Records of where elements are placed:
--

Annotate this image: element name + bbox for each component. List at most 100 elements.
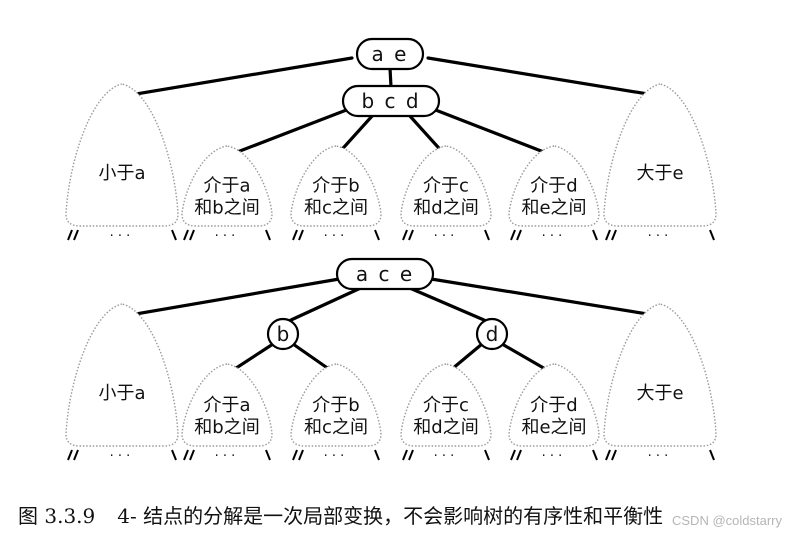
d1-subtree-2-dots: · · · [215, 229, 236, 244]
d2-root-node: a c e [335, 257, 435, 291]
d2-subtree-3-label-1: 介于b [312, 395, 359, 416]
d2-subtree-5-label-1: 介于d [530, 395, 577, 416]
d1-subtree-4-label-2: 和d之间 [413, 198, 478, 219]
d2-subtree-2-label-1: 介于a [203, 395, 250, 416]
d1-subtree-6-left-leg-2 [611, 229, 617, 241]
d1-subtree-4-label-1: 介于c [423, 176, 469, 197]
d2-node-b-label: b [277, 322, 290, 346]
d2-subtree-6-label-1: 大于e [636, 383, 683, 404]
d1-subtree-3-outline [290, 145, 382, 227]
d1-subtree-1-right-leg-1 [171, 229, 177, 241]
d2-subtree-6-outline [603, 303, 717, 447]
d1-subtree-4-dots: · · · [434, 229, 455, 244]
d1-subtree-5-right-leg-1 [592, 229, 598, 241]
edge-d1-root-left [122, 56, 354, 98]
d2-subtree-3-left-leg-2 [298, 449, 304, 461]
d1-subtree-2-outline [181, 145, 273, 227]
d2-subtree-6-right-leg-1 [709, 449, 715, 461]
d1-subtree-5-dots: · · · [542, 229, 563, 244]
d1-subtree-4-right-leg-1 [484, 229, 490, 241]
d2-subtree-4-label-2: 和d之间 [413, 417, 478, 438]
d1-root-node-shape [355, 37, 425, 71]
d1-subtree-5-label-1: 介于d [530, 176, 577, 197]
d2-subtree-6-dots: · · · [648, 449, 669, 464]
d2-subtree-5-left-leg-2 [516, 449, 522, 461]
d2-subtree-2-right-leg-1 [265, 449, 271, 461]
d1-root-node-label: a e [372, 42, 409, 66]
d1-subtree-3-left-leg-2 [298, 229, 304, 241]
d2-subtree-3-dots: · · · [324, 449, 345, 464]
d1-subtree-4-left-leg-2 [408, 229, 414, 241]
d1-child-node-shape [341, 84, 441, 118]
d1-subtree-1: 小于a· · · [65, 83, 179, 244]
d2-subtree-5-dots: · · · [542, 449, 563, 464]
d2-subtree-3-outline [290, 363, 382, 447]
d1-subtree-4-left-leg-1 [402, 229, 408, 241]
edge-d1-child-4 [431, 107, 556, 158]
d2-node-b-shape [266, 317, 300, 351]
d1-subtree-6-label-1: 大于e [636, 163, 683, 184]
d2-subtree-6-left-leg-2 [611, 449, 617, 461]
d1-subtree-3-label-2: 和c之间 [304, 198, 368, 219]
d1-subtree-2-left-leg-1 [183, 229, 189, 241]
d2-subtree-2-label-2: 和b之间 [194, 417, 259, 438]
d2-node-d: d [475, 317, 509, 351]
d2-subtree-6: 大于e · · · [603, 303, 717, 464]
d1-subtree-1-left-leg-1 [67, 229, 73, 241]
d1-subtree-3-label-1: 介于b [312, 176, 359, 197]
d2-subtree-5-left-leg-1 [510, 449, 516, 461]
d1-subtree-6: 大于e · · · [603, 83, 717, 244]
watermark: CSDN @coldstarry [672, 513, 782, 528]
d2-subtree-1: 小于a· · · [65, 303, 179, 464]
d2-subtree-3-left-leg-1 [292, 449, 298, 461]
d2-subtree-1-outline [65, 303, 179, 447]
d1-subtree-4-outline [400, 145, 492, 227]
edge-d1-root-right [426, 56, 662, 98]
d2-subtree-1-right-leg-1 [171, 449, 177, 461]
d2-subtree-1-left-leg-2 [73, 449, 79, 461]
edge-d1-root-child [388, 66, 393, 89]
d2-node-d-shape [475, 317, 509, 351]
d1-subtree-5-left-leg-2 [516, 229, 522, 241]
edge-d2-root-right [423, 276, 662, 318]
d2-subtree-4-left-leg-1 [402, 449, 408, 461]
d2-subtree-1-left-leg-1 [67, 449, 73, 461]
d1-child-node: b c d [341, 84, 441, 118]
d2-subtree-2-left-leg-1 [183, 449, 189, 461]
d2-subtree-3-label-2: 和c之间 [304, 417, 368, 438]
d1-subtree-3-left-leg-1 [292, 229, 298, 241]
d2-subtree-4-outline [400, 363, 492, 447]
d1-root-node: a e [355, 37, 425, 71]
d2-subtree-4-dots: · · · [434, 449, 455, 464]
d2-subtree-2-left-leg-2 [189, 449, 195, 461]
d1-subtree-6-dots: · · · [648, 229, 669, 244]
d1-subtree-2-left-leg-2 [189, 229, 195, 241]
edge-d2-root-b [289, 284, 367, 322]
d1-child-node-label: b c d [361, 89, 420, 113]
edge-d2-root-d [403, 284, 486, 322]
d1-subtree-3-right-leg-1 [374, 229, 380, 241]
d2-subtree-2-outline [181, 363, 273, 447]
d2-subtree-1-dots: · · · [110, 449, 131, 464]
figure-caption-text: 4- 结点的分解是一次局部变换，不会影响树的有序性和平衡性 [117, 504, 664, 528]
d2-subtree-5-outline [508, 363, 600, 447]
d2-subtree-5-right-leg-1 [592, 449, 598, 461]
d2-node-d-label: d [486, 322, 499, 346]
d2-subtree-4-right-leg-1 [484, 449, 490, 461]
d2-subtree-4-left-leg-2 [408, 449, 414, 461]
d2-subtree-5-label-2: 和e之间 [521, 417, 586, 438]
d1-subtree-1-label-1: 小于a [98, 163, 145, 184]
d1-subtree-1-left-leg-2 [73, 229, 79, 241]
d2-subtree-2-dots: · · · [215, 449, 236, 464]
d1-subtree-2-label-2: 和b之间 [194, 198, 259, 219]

--

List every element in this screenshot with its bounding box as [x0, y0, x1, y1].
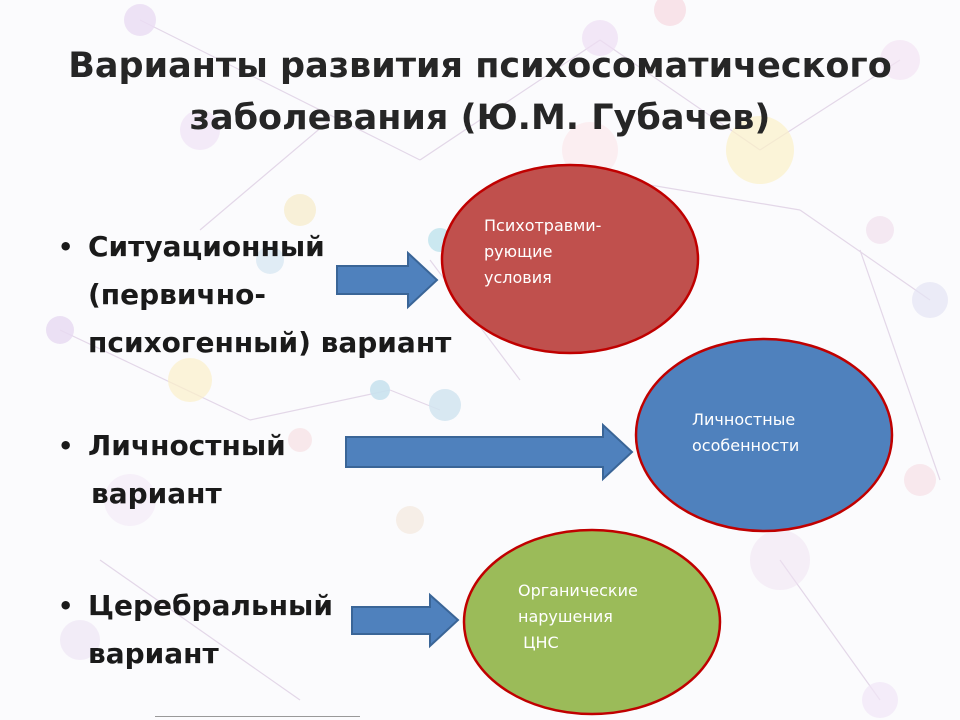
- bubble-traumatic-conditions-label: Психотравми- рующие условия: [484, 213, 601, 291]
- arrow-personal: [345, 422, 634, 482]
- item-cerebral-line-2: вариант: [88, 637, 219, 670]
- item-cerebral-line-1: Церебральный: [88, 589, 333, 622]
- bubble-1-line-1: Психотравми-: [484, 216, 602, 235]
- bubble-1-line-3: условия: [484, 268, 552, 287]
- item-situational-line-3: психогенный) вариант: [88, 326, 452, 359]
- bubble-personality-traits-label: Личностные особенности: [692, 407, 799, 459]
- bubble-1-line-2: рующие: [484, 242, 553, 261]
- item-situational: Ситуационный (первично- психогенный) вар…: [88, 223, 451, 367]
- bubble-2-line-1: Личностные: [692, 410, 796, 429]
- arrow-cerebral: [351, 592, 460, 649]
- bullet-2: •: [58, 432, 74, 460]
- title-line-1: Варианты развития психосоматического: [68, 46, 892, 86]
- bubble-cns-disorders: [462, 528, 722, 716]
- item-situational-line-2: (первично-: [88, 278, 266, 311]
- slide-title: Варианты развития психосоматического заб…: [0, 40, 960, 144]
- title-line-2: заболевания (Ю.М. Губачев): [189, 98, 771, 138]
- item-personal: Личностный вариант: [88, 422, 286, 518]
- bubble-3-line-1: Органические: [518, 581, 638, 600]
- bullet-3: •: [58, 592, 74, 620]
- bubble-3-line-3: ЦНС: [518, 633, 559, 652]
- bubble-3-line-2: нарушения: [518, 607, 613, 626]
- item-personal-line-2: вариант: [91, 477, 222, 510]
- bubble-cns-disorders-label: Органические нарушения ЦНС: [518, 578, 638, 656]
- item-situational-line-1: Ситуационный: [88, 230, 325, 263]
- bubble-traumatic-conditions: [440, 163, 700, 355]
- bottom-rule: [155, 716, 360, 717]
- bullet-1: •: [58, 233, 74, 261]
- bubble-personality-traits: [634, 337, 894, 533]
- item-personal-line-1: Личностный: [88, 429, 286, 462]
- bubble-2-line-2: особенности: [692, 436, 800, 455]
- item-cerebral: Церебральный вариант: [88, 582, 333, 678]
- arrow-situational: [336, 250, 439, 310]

--

WHAT NEEDS TO BE DONE |
Print everything from the line containing "d1-subtree-2-dots: · · · [215, 229, 236, 244]" down to the line containing "d2-node-b-label: b [277, 322, 290, 346]", with both of those lines included and nothing altered.

RESULT |
d1-subtree-2-dots: · · · [215, 229, 236, 244]
d2-root-node: a c e [335, 257, 435, 291]
d2-subtree-3-label-1: 介于b [312, 395, 359, 416]
d2-subtree-5-label-1: 介于d [530, 395, 577, 416]
d1-subtree-4-label-2: 和d之间 [413, 198, 478, 219]
d2-subtree-2-label-1: 介于a [203, 395, 250, 416]
d1-subtree-6-left-leg-2 [611, 229, 617, 241]
d1-subtree-4-label-1: 介于c [423, 176, 469, 197]
d2-node-b-label: b [277, 322, 290, 346]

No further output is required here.